## Requirement
Retype each entry below, keeping every character the same.

[Collection entries]
= = =

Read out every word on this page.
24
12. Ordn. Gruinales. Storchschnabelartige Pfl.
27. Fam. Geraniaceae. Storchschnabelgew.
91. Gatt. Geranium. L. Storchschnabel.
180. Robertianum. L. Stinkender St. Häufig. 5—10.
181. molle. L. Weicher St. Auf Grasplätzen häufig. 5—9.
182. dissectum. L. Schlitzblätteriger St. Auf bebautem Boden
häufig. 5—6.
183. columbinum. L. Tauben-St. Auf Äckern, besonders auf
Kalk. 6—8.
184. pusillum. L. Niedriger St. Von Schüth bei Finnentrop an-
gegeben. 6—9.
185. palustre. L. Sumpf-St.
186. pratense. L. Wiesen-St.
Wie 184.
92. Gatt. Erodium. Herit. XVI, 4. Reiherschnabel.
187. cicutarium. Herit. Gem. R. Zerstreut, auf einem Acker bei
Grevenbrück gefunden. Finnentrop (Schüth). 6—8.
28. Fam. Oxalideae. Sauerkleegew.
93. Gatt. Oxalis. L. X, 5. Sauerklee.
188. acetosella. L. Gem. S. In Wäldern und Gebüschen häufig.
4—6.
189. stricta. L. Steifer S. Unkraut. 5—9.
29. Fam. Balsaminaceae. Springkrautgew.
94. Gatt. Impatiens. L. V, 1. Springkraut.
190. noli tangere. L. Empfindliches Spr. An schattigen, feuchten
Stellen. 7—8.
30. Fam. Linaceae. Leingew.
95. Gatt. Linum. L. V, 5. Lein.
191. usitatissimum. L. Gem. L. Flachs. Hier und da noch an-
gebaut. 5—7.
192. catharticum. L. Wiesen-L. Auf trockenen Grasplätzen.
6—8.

= = =

## Solution to the problem
Read out every word on this page.
24
12. Ordn. Gruinales. Storchschnabelartige Pfl.
27. Fam. Geraniaceae. Storchschnabelgew.
91. Gatt. Geranium. L. Storchschnabel.
180. Robertianum. L. Stinkender St. Häufig. 5—10.
181. molle. L. Weicher St. Auf Grasplätzen häufig. 5—9.
182. dissectum. L. Schlitzblätteriger St. Auf bebautem Boden
häufig. 5—6.
183. columbinum. L. Tauben-St. Auf Äckern, besonders auf
Kalk. 6—8.
184. pusillum. L. Niedriger St. Von Schüth bei Finnentrop an-
gegeben. 6—9.
185. palustre. L. Sumpf-St.
186. pratense. L. Wiesen-St.
Wie 184.
92. Gatt. Erodium. Herit. XVI, 4. Reiherschnabel.
187. cicutarium. Herit. Gem. R. Zerstreut, auf einem Acker bei
Grevenbrück gefunden. Finnentrop (Schüth). 6—8.
28. Fam. Oxalideae. Sauerkleegew.
93. Gatt. Oxalis. L. X, 5. Sauerklee.
188. acetosella. L. Gem. S. In Wäldern und Gebüschen häufig.
4—6.
189. stricta. L. Steifer S. Unkraut. 5—9.
29. Fam. Balsaminaceae. Springkrautgew.
94. Gatt. Impatiens. L. V, 1. Springkraut.
190. noli tangere. L. Empfindliches Spr. An schattigen, feuchten
Stellen. 7—8.
30. Fam. Linaceae. Leingew.
95. Gatt. Linum. L. V, 5. Lein.
191. usitatissimum. L. Gem. L. Flachs. Hier und da noch an-
gebaut. 5—7.
192. catharticum. L. Wiesen-L. Auf trockenen Grasplätzen.
6—8.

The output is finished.